### EXERCISE TASK:
Can you write out, unchanged, the rows below from the first one up to and including the row that contains "humidity-text: Humidity: 80%"?

### THE INPUT:
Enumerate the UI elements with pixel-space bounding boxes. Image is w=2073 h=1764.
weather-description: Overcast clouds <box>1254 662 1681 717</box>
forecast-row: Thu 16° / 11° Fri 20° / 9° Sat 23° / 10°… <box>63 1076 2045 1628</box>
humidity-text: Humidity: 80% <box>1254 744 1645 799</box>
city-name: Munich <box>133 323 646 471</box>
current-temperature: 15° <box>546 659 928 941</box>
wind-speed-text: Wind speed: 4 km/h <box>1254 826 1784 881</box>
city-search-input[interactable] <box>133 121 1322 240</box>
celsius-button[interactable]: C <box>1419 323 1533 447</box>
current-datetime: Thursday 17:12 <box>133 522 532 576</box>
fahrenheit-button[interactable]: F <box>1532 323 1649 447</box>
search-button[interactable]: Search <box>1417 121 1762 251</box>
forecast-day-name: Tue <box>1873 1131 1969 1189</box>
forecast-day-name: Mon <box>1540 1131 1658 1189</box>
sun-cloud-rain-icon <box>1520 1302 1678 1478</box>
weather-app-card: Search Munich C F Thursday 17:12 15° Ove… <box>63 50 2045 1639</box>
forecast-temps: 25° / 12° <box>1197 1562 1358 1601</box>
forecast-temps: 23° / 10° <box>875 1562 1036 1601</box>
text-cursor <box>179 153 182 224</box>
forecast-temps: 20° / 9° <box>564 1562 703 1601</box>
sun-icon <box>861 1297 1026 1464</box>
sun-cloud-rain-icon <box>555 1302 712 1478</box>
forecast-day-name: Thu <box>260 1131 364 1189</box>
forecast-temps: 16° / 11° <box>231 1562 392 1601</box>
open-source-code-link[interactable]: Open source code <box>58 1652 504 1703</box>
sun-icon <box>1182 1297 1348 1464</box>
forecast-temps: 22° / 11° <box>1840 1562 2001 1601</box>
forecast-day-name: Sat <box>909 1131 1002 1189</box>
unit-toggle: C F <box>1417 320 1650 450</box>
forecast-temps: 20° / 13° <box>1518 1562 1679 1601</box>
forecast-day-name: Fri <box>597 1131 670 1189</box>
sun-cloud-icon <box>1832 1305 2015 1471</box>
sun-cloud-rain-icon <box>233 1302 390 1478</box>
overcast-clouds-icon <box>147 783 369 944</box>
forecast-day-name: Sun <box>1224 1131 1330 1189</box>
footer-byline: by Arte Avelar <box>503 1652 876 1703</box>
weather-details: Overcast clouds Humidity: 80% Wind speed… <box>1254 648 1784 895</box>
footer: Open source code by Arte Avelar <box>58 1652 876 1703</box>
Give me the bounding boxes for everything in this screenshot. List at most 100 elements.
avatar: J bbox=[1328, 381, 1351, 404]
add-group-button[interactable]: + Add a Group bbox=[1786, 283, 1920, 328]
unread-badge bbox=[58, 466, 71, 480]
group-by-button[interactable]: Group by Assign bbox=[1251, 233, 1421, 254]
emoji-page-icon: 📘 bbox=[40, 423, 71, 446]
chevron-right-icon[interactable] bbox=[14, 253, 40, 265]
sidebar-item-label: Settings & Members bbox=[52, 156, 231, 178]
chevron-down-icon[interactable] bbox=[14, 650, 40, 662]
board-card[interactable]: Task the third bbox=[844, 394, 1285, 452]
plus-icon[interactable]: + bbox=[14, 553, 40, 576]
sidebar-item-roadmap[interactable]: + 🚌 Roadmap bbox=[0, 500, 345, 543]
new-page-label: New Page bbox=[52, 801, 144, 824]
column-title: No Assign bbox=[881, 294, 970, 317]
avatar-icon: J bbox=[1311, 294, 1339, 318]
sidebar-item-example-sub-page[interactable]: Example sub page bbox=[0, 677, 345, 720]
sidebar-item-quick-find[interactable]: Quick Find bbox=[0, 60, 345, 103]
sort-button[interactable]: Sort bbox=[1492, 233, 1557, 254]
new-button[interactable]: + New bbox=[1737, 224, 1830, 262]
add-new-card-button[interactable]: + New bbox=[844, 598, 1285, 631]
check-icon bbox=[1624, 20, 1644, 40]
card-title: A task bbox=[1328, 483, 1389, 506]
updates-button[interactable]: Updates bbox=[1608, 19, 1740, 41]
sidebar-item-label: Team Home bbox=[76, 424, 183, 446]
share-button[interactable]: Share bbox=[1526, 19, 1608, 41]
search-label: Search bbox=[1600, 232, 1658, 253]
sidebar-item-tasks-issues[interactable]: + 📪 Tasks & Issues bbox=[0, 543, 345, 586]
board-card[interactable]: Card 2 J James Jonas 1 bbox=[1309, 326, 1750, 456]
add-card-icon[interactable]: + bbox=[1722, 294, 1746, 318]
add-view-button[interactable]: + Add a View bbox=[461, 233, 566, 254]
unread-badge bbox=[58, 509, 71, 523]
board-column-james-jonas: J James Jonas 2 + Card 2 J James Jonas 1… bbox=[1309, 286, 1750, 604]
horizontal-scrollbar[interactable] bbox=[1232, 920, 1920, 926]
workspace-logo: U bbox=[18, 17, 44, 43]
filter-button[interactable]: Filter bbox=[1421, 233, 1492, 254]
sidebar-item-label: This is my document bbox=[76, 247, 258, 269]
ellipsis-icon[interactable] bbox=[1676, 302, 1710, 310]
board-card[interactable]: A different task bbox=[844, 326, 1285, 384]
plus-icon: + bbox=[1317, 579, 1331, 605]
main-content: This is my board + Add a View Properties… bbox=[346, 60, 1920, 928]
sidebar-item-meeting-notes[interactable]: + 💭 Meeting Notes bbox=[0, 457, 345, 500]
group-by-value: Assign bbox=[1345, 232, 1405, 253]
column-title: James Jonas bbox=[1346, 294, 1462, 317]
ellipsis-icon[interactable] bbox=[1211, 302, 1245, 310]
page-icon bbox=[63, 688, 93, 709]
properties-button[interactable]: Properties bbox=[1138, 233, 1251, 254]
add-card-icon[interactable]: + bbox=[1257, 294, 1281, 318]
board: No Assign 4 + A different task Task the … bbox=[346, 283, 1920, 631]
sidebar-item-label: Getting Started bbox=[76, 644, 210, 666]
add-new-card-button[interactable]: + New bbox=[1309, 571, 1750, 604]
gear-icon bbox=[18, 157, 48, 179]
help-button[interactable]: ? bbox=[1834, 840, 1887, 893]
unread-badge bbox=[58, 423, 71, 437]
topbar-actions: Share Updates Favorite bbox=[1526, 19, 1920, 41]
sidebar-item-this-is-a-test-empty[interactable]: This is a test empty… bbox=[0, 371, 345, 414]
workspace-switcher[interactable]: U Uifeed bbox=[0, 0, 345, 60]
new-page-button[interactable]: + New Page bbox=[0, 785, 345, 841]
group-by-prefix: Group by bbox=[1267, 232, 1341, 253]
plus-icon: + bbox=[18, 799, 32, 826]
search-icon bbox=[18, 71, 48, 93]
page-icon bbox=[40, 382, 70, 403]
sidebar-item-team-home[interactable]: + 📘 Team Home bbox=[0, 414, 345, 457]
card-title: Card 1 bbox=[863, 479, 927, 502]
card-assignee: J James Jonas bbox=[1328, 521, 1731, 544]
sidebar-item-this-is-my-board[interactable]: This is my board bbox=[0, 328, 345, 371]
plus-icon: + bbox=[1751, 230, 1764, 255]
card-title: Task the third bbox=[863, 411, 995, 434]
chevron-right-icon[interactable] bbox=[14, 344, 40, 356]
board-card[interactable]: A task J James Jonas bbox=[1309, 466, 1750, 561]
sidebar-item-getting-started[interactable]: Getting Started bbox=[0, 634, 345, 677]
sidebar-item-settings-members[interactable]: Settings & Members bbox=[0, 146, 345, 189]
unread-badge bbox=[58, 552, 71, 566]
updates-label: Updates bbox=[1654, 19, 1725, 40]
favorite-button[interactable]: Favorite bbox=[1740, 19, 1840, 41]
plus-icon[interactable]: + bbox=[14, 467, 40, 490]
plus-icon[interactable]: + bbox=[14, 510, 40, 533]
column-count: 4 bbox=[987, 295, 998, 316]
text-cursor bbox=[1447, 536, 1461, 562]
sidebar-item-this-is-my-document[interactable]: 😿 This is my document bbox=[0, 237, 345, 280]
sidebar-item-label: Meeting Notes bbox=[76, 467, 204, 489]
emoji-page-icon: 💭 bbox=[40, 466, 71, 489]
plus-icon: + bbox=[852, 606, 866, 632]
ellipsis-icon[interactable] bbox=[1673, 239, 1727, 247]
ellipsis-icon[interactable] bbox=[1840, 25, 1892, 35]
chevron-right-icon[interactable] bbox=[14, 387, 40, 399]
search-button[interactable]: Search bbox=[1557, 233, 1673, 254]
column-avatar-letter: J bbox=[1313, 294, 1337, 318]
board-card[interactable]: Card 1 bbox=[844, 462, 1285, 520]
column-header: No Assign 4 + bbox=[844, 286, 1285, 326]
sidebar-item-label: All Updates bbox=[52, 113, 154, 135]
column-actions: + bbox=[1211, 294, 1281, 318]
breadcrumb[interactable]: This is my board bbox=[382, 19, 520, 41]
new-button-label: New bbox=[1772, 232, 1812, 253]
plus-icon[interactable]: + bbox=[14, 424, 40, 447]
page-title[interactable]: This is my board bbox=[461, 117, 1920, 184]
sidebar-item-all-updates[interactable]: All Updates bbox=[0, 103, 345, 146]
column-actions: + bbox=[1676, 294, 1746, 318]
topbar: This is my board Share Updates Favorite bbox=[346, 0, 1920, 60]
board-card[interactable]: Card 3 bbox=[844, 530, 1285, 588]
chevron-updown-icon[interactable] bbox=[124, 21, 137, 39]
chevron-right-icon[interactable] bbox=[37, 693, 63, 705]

### IN RESPONSE:
Enumerate the UI elements with pixel-space bounding boxes. Image is w=2073 h=1764.
weather-description: Overcast clouds <box>1254 662 1681 717</box>
forecast-row: Thu 16° / 11° Fri 20° / 9° Sat 23° / 10°… <box>63 1076 2045 1628</box>
humidity-text: Humidity: 80% <box>1254 744 1645 799</box>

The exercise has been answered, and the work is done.